— Exercise —
Everything in the listing should be restated word for word.

— Information shown —

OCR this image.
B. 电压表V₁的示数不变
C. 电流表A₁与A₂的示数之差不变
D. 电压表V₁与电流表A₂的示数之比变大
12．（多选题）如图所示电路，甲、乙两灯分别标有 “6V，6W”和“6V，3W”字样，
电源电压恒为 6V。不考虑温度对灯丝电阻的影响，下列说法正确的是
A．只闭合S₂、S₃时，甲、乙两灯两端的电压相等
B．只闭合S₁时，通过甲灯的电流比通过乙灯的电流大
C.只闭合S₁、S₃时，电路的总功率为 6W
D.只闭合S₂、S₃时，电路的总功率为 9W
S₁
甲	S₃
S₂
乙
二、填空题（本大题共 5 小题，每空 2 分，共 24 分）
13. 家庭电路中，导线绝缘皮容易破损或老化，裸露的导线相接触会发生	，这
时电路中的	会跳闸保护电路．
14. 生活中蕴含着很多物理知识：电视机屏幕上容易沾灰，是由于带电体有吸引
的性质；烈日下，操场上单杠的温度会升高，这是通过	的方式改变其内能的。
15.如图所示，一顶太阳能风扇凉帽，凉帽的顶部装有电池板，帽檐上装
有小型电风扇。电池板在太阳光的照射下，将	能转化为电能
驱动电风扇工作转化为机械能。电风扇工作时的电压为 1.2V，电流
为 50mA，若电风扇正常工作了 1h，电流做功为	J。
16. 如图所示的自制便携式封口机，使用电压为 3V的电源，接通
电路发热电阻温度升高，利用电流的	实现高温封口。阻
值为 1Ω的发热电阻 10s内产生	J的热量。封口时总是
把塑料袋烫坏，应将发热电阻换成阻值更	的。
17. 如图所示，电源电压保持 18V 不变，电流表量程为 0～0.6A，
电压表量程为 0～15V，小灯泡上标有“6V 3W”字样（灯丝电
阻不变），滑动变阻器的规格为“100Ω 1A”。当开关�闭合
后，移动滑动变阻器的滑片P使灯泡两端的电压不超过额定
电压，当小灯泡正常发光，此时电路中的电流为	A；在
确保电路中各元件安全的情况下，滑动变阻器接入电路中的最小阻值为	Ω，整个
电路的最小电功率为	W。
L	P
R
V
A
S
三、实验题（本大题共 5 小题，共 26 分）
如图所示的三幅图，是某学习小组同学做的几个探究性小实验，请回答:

— Output below —
OCR this image.
B. 电压表V₁的示数不变
C. 电流表A₁与A₂的示数之差不变
D. 电压表V₁与电流表A₂的示数之比变大
12．（多选题）如图所示电路，甲、乙两灯分别标有 “6V，6W”和“6V，3W”字样，
电源电压恒为 6V。不考虑温度对灯丝电阻的影响，下列说法正确的是
A．只闭合S₂、S₃时，甲、乙两灯两端的电压相等
B．只闭合S₁时，通过甲灯的电流比通过乙灯的电流大
C.只闭合S₁、S₃时，电路的总功率为 6W
D.只闭合S₂、S₃时，电路的总功率为 9W
S₁
甲	S₃
S₂
乙
二、填空题（本大题共 5 小题，每空 2 分，共 24 分）
13. 家庭电路中，导线绝缘皮容易破损或老化，裸露的导线相接触会发生	，这
时电路中的	会跳闸保护电路．
14. 生活中蕴含着很多物理知识：电视机屏幕上容易沾灰，是由于带电体有吸引
的性质；烈日下，操场上单杠的温度会升高，这是通过	的方式改变其内能的。
15.如图所示，一顶太阳能风扇凉帽，凉帽的顶部装有电池板，帽檐上装
有小型电风扇。电池板在太阳光的照射下，将	能转化为电能
驱动电风扇工作转化为机械能。电风扇工作时的电压为 1.2V，电流
为 50mA，若电风扇正常工作了 1h，电流做功为	J。
16. 如图所示的自制便携式封口机，使用电压为 3V的电源，接通
电路发热电阻温度升高，利用电流的	实现高温封口。阻
值为 1Ω的发热电阻 10s内产生	J的热量。封口时总是
把塑料袋烫坏，应将发热电阻换成阻值更	的。
17. 如图所示，电源电压保持 18V 不变，电流表量程为 0～0.6A，
电压表量程为 0～15V，小灯泡上标有“6V 3W”字样（灯丝电
阻不变），滑动变阻器的规格为“100Ω 1A”。当开关�闭合
后，移动滑动变阻器的滑片P使灯泡两端的电压不超过额定
电压，当小灯泡正常发光，此时电路中的电流为	A；在
确保电路中各元件安全的情况下，滑动变阻器接入电路中的最小阻值为	Ω，整个
电路的最小电功率为	W。
L	P
R
V
A
S
三、实验题（本大题共 5 小题，共 26 分）
如图所示的三幅图，是某学习小组同学做的几个探究性小实验，请回答:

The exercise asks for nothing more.